• **Your instructions**: Write out the whole of the material exactly.

━━━━━━━━

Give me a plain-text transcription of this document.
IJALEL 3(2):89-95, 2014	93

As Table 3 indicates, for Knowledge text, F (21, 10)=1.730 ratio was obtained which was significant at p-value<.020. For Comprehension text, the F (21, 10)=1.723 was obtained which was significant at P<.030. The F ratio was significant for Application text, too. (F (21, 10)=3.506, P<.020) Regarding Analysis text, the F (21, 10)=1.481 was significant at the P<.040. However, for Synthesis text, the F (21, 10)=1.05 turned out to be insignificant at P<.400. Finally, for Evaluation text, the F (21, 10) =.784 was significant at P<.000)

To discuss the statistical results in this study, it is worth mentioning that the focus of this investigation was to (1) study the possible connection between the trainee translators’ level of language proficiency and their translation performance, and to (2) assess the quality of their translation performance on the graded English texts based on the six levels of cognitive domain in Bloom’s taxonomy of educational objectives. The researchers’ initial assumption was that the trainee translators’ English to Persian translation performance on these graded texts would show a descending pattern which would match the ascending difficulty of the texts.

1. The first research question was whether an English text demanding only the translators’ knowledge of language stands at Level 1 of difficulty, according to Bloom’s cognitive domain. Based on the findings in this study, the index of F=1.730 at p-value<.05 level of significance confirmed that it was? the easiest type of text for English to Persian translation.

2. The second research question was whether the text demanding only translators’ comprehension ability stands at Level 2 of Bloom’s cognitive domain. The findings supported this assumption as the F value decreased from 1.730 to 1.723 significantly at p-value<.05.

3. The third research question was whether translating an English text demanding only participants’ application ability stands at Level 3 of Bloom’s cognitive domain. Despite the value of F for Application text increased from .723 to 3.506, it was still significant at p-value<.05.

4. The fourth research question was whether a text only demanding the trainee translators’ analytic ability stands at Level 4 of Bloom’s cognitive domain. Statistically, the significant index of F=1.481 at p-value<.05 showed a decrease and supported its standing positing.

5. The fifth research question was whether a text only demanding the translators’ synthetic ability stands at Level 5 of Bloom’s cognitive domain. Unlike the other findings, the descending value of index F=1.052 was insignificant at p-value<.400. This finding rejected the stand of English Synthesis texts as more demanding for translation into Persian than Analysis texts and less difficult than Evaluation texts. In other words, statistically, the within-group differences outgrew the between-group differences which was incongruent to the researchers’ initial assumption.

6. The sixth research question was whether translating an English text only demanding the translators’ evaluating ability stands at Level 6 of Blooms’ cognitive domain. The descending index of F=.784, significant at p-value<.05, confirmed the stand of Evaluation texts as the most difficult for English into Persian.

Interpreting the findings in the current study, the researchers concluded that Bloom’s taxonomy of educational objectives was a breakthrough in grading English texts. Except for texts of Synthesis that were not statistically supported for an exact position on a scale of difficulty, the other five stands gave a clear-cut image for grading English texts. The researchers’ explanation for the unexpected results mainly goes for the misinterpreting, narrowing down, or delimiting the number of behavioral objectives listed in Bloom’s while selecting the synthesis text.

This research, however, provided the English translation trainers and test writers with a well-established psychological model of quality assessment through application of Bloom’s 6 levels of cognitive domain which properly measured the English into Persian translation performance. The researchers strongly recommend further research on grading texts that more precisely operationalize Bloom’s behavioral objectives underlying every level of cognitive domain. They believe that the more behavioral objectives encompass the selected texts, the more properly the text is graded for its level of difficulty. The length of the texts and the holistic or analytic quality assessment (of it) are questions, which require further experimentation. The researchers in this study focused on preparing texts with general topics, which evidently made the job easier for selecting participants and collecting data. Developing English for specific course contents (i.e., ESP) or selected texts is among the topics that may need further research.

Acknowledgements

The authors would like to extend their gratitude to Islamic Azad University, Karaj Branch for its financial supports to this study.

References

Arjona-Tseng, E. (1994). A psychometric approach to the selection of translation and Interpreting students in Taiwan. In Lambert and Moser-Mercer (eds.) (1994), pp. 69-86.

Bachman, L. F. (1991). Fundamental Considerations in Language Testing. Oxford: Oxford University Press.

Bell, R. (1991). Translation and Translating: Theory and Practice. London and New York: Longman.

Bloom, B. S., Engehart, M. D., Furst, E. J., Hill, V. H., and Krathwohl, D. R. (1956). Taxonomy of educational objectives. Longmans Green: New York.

━━━━━━━━

• **Written response**:
Give me a plain-text transcription of this document.
IJALEL 3(2):89-95, 2014	93

As Table 3 indicates, for Knowledge text, F (21, 10)=1.730 ratio was obtained which was significant at p-value<.020. For Comprehension text, the F (21, 10)=1.723 was obtained which was significant at P<.030. The F ratio was significant for Application text, too. (F (21, 10)=3.506, P<.020) Regarding Analysis text, the F (21, 10)=1.481 was significant at the P<.040. However, for Synthesis text, the F (21, 10)=1.05 turned out to be insignificant at P<.400. Finally, for Evaluation text, the F (21, 10) =.784 was significant at P<.000)

To discuss the statistical results in this study, it is worth mentioning that the focus of this investigation was to (1) study the possible connection between the trainee translators’ level of language proficiency and their translation performance, and to (2) assess the quality of their translation performance on the graded English texts based on the six levels of cognitive domain in Bloom’s taxonomy of educational objectives. The researchers’ initial assumption was that the trainee translators’ English to Persian translation performance on these graded texts would show a descending pattern which would match the ascending difficulty of the texts.

1. The first research question was whether an English text demanding only the translators’ knowledge of language stands at Level 1 of difficulty, according to Bloom’s cognitive domain. Based on the findings in this study, the index of F=1.730 at p-value<.05 level of significance confirmed that it was? the easiest type of text for English to Persian translation.

2. The second research question was whether the text demanding only translators’ comprehension ability stands at Level 2 of Bloom’s cognitive domain. The findings supported this assumption as the F value decreased from 1.730 to 1.723 significantly at p-value<.05.

3. The third research question was whether translating an English text demanding only participants’ application ability stands at Level 3 of Bloom’s cognitive domain. Despite the value of F for Application text increased from .723 to 3.506, it was still significant at p-value<.05.

4. The fourth research question was whether a text only demanding the trainee translators’ analytic ability stands at Level 4 of Bloom’s cognitive domain. Statistically, the significant index of F=1.481 at p-value<.05 showed a decrease and supported its standing positing.

5. The fifth research question was whether a text only demanding the translators’ synthetic ability stands at Level 5 of Bloom’s cognitive domain. Unlike the other findings, the descending value of index F=1.052 was insignificant at p-value<.400. This finding rejected the stand of English Synthesis texts as more demanding for translation into Persian than Analysis texts and less difficult than Evaluation texts. In other words, statistically, the within-group differences outgrew the between-group differences which was incongruent to the researchers’ initial assumption.

6. The sixth research question was whether translating an English text only demanding the translators’ evaluating ability stands at Level 6 of Blooms’ cognitive domain. The descending index of F=.784, significant at p-value<.05, confirmed the stand of Evaluation texts as the most difficult for English into Persian.

Interpreting the findings in the current study, the researchers concluded that Bloom’s taxonomy of educational objectives was a breakthrough in grading English texts. Except for texts of Synthesis that were not statistically supported for an exact position on a scale of difficulty, the other five stands gave a clear-cut image for grading English texts. The researchers’ explanation for the unexpected results mainly goes for the misinterpreting, narrowing down, or delimiting the number of behavioral objectives listed in Bloom’s while selecting the synthesis text.

This research, however, provided the English translation trainers and test writers with a well-established psychological model of quality assessment through application of Bloom’s 6 levels of cognitive domain which properly measured the English into Persian translation performance. The researchers strongly recommend further research on grading texts that more precisely operationalize Bloom’s behavioral objectives underlying every level of cognitive domain. They believe that the more behavioral objectives encompass the selected texts, the more properly the text is graded for its level of difficulty. The length of the texts and the holistic or analytic quality assessment (of it) are questions, which require further experimentation. The researchers in this study focused on preparing texts with general topics, which evidently made the job easier for selecting participants and collecting data. Developing English for specific course contents (i.e., ESP) or selected texts is among the topics that may need further research.

Acknowledgements

The authors would like to extend their gratitude to Islamic Azad University, Karaj Branch for its financial supports to this study.

References

Arjona-Tseng, E. (1994). A psychometric approach to the selection of translation and Interpreting students in Taiwan. In Lambert and Moser-Mercer (eds.) (1994), pp. 69-86.

Bachman, L. F. (1991). Fundamental Considerations in Language Testing. Oxford: Oxford University Press.

Bell, R. (1991). Translation and Translating: Theory and Practice. London and New York: Longman.

Bloom, B. S., Engehart, M. D., Furst, E. J., Hill, V. H., and Krathwohl, D. R. (1956). Taxonomy of educational objectives. Longmans Green: New York.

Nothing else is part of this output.